-- Start of LISTING --

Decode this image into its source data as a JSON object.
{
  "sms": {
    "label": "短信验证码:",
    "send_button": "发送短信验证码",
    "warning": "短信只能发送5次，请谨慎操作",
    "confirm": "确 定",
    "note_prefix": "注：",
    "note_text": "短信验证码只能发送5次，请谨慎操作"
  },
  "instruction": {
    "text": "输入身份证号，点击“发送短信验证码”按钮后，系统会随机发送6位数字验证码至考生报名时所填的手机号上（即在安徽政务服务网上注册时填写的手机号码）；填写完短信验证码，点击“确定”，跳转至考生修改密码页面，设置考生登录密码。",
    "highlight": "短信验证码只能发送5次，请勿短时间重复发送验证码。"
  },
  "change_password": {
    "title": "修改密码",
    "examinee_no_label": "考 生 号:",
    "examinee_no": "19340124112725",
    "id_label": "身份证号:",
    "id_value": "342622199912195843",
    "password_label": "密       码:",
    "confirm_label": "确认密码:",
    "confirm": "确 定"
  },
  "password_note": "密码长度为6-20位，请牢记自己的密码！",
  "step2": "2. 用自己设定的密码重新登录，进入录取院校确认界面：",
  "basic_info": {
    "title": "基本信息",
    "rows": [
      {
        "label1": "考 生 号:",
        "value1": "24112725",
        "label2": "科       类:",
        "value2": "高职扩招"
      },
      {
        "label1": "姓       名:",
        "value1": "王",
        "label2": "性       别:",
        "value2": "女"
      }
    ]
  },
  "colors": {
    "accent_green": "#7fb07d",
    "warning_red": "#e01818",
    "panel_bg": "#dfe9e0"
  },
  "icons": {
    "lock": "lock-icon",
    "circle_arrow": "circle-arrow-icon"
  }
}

-- End of LISTING --
-- Start of LISTING --

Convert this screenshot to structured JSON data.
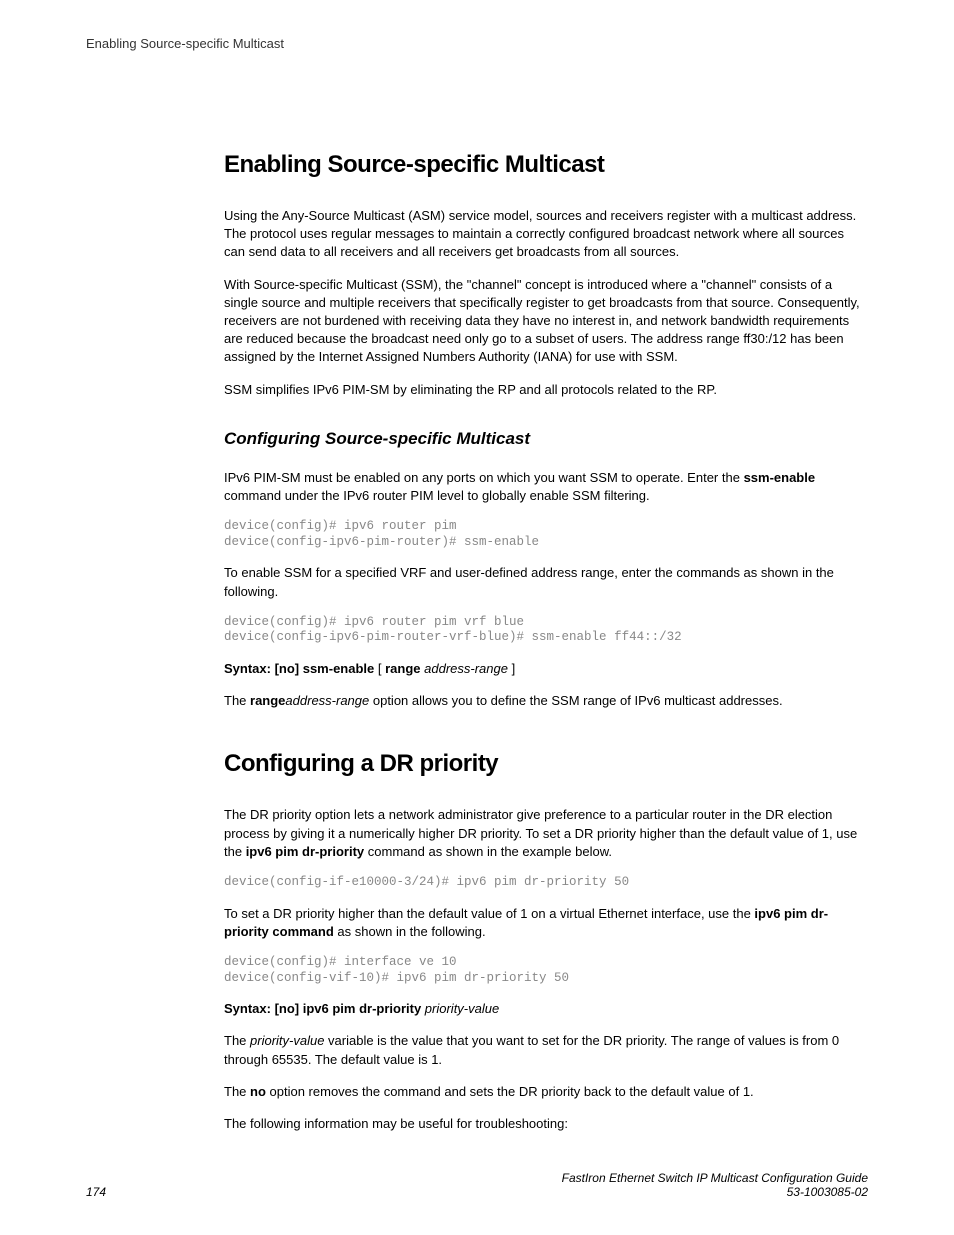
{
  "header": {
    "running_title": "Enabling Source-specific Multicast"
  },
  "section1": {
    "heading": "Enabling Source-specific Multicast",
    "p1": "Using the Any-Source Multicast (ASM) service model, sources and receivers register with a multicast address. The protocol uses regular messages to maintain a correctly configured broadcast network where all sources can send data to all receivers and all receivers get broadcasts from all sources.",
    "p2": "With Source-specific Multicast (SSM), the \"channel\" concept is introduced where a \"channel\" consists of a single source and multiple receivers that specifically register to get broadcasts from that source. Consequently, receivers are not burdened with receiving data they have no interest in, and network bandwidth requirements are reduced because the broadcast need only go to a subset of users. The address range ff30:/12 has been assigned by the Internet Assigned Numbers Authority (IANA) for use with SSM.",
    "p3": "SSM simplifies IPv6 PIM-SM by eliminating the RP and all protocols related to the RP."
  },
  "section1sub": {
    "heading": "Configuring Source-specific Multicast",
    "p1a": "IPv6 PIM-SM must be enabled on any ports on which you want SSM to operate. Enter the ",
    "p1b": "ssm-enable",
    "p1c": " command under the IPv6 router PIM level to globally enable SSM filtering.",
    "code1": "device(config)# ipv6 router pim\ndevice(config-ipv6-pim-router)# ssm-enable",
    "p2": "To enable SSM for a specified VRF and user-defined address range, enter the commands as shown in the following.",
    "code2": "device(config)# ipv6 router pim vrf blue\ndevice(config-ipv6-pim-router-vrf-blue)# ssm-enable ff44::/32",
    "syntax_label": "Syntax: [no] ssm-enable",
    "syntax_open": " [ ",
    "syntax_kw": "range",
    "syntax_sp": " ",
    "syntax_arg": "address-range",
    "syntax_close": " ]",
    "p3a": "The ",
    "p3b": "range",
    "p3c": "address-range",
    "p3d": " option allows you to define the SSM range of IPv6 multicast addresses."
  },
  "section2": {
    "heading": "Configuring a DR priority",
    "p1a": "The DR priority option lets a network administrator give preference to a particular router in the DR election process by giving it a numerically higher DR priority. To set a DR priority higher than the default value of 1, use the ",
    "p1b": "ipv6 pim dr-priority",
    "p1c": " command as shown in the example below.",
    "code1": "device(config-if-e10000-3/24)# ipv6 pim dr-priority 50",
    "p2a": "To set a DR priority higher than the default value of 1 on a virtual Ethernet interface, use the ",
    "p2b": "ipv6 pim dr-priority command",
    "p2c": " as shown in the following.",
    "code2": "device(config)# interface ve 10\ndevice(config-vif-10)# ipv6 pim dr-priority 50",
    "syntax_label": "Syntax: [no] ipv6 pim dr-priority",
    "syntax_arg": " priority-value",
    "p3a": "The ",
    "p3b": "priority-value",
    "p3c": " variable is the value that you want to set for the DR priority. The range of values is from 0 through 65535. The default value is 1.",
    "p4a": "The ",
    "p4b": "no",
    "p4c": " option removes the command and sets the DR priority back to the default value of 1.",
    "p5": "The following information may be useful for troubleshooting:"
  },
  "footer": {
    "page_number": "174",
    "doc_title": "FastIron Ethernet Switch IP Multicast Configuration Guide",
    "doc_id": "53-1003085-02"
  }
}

-- End of LISTING --

Copy in full each line that holds the word "Ethernet".

**WORKED SOLUTION**.
    "p2a": "To set a DR priority higher than the default value of 1 on a virtual Ethernet interface, use the ",
    "doc_title": "FastIron Ethernet Switch IP Multicast Configuration Guide",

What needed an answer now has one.